Material:
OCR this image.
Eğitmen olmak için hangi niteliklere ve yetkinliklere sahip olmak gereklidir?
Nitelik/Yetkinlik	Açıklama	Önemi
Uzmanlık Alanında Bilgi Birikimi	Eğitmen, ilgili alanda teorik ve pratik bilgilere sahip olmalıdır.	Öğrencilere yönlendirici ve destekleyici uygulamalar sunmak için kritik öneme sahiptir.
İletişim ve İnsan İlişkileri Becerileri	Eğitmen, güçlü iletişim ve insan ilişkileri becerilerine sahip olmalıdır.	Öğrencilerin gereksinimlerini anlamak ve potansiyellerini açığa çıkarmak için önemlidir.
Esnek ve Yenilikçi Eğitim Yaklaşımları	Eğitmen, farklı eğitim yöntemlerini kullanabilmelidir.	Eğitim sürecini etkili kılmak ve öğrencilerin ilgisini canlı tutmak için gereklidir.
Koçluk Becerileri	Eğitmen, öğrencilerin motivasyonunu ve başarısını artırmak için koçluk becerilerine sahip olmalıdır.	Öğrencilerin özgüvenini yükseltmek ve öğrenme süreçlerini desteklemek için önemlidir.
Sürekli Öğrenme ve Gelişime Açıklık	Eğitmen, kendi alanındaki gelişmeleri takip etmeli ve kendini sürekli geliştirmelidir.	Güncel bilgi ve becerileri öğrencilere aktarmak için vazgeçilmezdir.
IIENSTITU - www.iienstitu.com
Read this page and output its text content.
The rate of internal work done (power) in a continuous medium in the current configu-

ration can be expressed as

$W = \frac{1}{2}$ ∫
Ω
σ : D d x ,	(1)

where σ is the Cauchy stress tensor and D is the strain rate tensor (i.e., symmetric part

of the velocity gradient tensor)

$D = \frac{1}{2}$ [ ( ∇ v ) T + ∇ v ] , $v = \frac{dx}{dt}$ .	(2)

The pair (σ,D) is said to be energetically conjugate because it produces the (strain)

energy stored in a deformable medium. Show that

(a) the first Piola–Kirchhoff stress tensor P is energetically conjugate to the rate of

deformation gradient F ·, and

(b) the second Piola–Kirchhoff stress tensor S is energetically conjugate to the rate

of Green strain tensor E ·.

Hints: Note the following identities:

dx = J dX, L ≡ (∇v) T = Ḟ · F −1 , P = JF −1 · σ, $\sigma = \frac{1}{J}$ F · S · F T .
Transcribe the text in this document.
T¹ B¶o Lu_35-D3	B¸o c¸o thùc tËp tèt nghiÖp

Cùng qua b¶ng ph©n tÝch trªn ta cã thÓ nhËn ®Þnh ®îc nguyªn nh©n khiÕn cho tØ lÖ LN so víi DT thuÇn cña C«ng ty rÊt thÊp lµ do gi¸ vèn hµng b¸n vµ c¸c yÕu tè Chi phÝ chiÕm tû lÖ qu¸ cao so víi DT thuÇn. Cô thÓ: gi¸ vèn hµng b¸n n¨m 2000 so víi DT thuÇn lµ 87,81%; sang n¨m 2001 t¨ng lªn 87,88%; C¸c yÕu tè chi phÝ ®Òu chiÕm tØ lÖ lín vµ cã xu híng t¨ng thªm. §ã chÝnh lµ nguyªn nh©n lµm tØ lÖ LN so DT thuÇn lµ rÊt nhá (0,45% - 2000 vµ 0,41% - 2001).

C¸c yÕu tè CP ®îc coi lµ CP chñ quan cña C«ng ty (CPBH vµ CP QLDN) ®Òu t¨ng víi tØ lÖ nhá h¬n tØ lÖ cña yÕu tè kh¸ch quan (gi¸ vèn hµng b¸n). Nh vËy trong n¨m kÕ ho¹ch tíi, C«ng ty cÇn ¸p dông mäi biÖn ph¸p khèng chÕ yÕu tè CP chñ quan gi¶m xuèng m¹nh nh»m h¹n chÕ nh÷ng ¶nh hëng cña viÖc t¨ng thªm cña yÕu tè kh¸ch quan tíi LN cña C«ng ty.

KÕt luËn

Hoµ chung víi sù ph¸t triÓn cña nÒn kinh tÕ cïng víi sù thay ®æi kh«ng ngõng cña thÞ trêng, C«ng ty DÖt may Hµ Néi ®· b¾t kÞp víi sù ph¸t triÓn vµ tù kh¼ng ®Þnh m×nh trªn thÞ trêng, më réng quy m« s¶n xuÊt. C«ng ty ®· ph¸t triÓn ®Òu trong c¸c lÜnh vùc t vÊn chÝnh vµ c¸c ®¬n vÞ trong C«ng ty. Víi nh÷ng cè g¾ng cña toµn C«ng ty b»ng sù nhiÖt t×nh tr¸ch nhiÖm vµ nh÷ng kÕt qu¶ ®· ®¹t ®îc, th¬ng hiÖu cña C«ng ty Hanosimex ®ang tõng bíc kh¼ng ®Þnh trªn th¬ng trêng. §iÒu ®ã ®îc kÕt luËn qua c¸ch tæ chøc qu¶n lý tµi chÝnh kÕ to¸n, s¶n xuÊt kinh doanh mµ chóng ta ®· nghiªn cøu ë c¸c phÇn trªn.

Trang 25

Work to be completed:
Exactly as written, please output every entry.

Exercise response:
OCR this image.
Eğitmen olmak için hangi niteliklere ve yetkinliklere sahip olmak gereklidir?
Nitelik/Yetkinlik	Açıklama	Önemi
Uzmanlık Alanında Bilgi Birikimi	Eğitmen, ilgili alanda teorik ve pratik bilgilere sahip olmalıdır.	Öğrencilere yönlendirici ve destekleyici uygulamalar sunmak için kritik öneme sahiptir.
İletişim ve İnsan İlişkileri Becerileri	Eğitmen, güçlü iletişim ve insan ilişkileri becerilerine sahip olmalıdır.	Öğrencilerin gereksinimlerini anlamak ve potansiyellerini açığa çıkarmak için önemlidir.
Esnek ve Yenilikçi Eğitim Yaklaşımları	Eğitmen, farklı eğitim yöntemlerini kullanabilmelidir.	Eğitim sürecini etkili kılmak ve öğrencilerin ilgisini canlı tutmak için gereklidir.
Koçluk Becerileri	Eğitmen, öğrencilerin motivasyonunu ve başarısını artırmak için koçluk becerilerine sahip olmalıdır.	Öğrencilerin özgüvenini yükseltmek ve öğrenme süreçlerini desteklemek için önemlidir.
Sürekli Öğrenme ve Gelişime Açıklık	Eğitmen, kendi alanındaki gelişmeleri takip etmeli ve kendini sürekli geliştirmelidir.	Güncel bilgi ve becerileri öğrencilere aktarmak için vazgeçilmezdir.
IIENSTITU - www.iienstitu.com
Read this page and output its text content.
The rate of internal work done (power) in a continuous medium in the current configu-

ration can be expressed as

$W = \frac{1}{2}$ ∫
Ω
σ : D d x ,	(1)

where σ is the Cauchy stress tensor and D is the strain rate tensor (i.e., symmetric part

of the velocity gradient tensor)

$D = \frac{1}{2}$ [ ( ∇ v ) T + ∇ v ] , $v = \frac{dx}{dt}$ .	(2)

The pair (σ,D) is said to be energetically conjugate because it produces the (strain)

energy stored in a deformable medium. Show that

(a) the first Piola–Kirchhoff stress tensor P is energetically conjugate to the rate of

deformation gradient F ·, and

(b) the second Piola–Kirchhoff stress tensor S is energetically conjugate to the rate

of Green strain tensor E ·.

Hints: Note the following identities:

dx = J dX, L ≡ (∇v) T = Ḟ · F −1 , P = JF −1 · σ, $\sigma = \frac{1}{J}$ F · S · F T .
Transcribe the text in this document.
T¹ B¶o Lu_35-D3	B¸o c¸o thùc tËp tèt nghiÖp

Cùng qua b¶ng ph©n tÝch trªn ta cã thÓ nhËn ®Þnh ®îc nguyªn nh©n khiÕn cho tØ lÖ LN so víi DT thuÇn cña C«ng ty rÊt thÊp lµ do gi¸ vèn hµng b¸n vµ c¸c yÕu tè Chi phÝ chiÕm tû lÖ qu¸ cao so víi DT thuÇn. Cô thÓ: gi¸ vèn hµng b¸n n¨m 2000 so víi DT thuÇn lµ 87,81%; sang n¨m 2001 t¨ng lªn 87,88%; C¸c yÕu tè chi phÝ ®Òu chiÕm tØ lÖ lín vµ cã xu híng t¨ng thªm. §ã chÝnh lµ nguyªn nh©n lµm tØ lÖ LN so DT thuÇn lµ rÊt nhá (0,45% - 2000 vµ 0,41% - 2001).

C¸c yÕu tè CP ®îc coi lµ CP chñ quan cña C«ng ty (CPBH vµ CP QLDN) ®Òu t¨ng víi tØ lÖ nhá h¬n tØ lÖ cña yÕu tè kh¸ch quan (gi¸ vèn hµng b¸n). Nh vËy trong n¨m kÕ ho¹ch tíi, C«ng ty cÇn ¸p dông mäi biÖn ph¸p khèng chÕ yÕu tè CP chñ quan gi¶m xuèng m¹nh nh»m h¹n chÕ nh÷ng ¶nh hëng cña viÖc t¨ng thªm cña yÕu tè kh¸ch quan tíi LN cña C«ng ty.

KÕt luËn

Hoµ chung víi sù ph¸t triÓn cña nÒn kinh tÕ cïng víi sù thay ®æi kh«ng ngõng cña thÞ trêng, C«ng ty DÖt may Hµ Néi ®· b¾t kÞp víi sù ph¸t triÓn vµ tù kh¼ng ®Þnh m×nh trªn thÞ trêng, më réng quy m« s¶n xuÊt. C«ng ty ®· ph¸t triÓn ®Òu trong c¸c lÜnh vùc t vÊn chÝnh vµ c¸c ®¬n vÞ trong C«ng ty. Víi nh÷ng cè g¾ng cña toµn C«ng ty b»ng sù nhiÖt t×nh tr¸ch nhiÖm vµ nh÷ng kÕt qu¶ ®· ®¹t ®îc, th¬ng hiÖu cña C«ng ty Hanosimex ®ang tõng bíc kh¼ng ®Þnh trªn th¬ng trêng. §iÒu ®ã ®îc kÕt luËn qua c¸ch tæ chøc qu¶n lý tµi chÝnh kÕ to¸n, s¶n xuÊt kinh doanh mµ chóng ta ®· nghiªn cøu ë c¸c phÇn trªn.

Trang 25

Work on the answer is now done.